» WHAT IS ASKED:
Every entry here needs to be repeated exactly.
start DATASET
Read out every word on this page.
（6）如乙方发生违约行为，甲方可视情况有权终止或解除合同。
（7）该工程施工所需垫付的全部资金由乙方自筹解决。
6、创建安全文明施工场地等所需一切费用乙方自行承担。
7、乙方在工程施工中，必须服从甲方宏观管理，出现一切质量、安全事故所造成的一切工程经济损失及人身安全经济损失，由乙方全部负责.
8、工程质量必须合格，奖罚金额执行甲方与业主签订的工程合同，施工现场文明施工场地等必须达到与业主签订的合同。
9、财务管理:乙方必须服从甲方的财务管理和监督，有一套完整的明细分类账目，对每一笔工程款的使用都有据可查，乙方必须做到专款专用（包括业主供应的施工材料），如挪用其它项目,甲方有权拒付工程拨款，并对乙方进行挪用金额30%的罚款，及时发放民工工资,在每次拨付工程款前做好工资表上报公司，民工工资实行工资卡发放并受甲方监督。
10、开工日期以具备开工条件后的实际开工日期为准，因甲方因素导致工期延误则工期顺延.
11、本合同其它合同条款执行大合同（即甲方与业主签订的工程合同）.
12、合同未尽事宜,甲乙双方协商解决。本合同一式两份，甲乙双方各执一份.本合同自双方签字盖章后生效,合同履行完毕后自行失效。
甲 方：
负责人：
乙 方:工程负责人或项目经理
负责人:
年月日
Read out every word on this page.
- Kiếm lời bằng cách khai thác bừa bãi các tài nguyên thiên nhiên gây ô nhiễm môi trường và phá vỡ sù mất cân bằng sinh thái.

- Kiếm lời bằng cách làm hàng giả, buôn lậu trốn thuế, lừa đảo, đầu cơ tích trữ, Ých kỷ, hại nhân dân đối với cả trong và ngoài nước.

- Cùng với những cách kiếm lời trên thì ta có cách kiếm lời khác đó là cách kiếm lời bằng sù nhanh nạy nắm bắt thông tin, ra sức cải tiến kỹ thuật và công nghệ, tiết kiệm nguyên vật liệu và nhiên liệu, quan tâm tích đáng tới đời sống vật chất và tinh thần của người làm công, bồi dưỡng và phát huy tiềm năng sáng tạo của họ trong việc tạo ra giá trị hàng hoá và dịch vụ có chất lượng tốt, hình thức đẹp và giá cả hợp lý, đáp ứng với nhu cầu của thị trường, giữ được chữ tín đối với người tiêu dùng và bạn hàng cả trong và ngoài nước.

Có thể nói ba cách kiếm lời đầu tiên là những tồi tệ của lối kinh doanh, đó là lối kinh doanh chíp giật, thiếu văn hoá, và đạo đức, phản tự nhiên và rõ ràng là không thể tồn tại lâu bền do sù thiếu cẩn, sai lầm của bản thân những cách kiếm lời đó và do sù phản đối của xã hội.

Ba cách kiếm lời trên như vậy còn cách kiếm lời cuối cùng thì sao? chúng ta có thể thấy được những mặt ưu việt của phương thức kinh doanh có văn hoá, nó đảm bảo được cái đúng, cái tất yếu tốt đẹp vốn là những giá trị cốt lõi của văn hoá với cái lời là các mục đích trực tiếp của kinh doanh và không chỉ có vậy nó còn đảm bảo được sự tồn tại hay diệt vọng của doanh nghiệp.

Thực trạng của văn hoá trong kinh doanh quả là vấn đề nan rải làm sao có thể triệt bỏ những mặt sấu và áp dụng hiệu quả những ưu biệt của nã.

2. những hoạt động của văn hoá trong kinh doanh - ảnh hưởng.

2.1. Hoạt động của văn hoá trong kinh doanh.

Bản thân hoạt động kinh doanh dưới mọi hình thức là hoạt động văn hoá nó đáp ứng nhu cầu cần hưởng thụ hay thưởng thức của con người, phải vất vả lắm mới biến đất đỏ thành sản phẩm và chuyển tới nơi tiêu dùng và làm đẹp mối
end DATASET
» EXERCISE RESPONSE:
Read out every word on this page.
（6）如乙方发生违约行为，甲方可视情况有权终止或解除合同。
（7）该工程施工所需垫付的全部资金由乙方自筹解决。
6、创建安全文明施工场地等所需一切费用乙方自行承担。
7、乙方在工程施工中，必须服从甲方宏观管理，出现一切质量、安全事故所造成的一切工程经济损失及人身安全经济损失，由乙方全部负责.
8、工程质量必须合格，奖罚金额执行甲方与业主签订的工程合同，施工现场文明施工场地等必须达到与业主签订的合同。
9、财务管理:乙方必须服从甲方的财务管理和监督，有一套完整的明细分类账目，对每一笔工程款的使用都有据可查，乙方必须做到专款专用（包括业主供应的施工材料），如挪用其它项目,甲方有权拒付工程拨款，并对乙方进行挪用金额30%的罚款，及时发放民工工资,在每次拨付工程款前做好工资表上报公司，民工工资实行工资卡发放并受甲方监督。
10、开工日期以具备开工条件后的实际开工日期为准，因甲方因素导致工期延误则工期顺延.
11、本合同其它合同条款执行大合同（即甲方与业主签订的工程合同）.
12、合同未尽事宜,甲乙双方协商解决。本合同一式两份，甲乙双方各执一份.本合同自双方签字盖章后生效,合同履行完毕后自行失效。
甲 方：
负责人：
乙 方:工程负责人或项目经理
负责人:
年月日
Read out every word on this page.
- Kiếm lời bằng cách khai thác bừa bãi các tài nguyên thiên nhiên gây ô nhiễm môi trường và phá vỡ sù mất cân bằng sinh thái.

- Kiếm lời bằng cách làm hàng giả, buôn lậu trốn thuế, lừa đảo, đầu cơ tích trữ, Ých kỷ, hại nhân dân đối với cả trong và ngoài nước.

- Cùng với những cách kiếm lời trên thì ta có cách kiếm lời khác đó là cách kiếm lời bằng sù nhanh nạy nắm bắt thông tin, ra sức cải tiến kỹ thuật và công nghệ, tiết kiệm nguyên vật liệu và nhiên liệu, quan tâm tích đáng tới đời sống vật chất và tinh thần của người làm công, bồi dưỡng và phát huy tiềm năng sáng tạo của họ trong việc tạo ra giá trị hàng hoá và dịch vụ có chất lượng tốt, hình thức đẹp và giá cả hợp lý, đáp ứng với nhu cầu của thị trường, giữ được chữ tín đối với người tiêu dùng và bạn hàng cả trong và ngoài nước.

Có thể nói ba cách kiếm lời đầu tiên là những tồi tệ của lối kinh doanh, đó là lối kinh doanh chíp giật, thiếu văn hoá, và đạo đức, phản tự nhiên và rõ ràng là không thể tồn tại lâu bền do sù thiếu cẩn, sai lầm của bản thân những cách kiếm lời đó và do sù phản đối của xã hội.

Ba cách kiếm lời trên như vậy còn cách kiếm lời cuối cùng thì sao? chúng ta có thể thấy được những mặt ưu việt của phương thức kinh doanh có văn hoá, nó đảm bảo được cái đúng, cái tất yếu tốt đẹp vốn là những giá trị cốt lõi của văn hoá với cái lời là các mục đích trực tiếp của kinh doanh và không chỉ có vậy nó còn đảm bảo được sự tồn tại hay diệt vọng của doanh nghiệp.

Thực trạng của văn hoá trong kinh doanh quả là vấn đề nan rải làm sao có thể triệt bỏ những mặt sấu và áp dụng hiệu quả những ưu biệt của nã.

2. những hoạt động của văn hoá trong kinh doanh - ảnh hưởng.

2.1. Hoạt động của văn hoá trong kinh doanh.

Bản thân hoạt động kinh doanh dưới mọi hình thức là hoạt động văn hoá nó đáp ứng nhu cầu cần hưởng thụ hay thưởng thức của con người, phải vất vả lắm mới biến đất đỏ thành sản phẩm và chuyển tới nơi tiêu dùng và làm đẹp mối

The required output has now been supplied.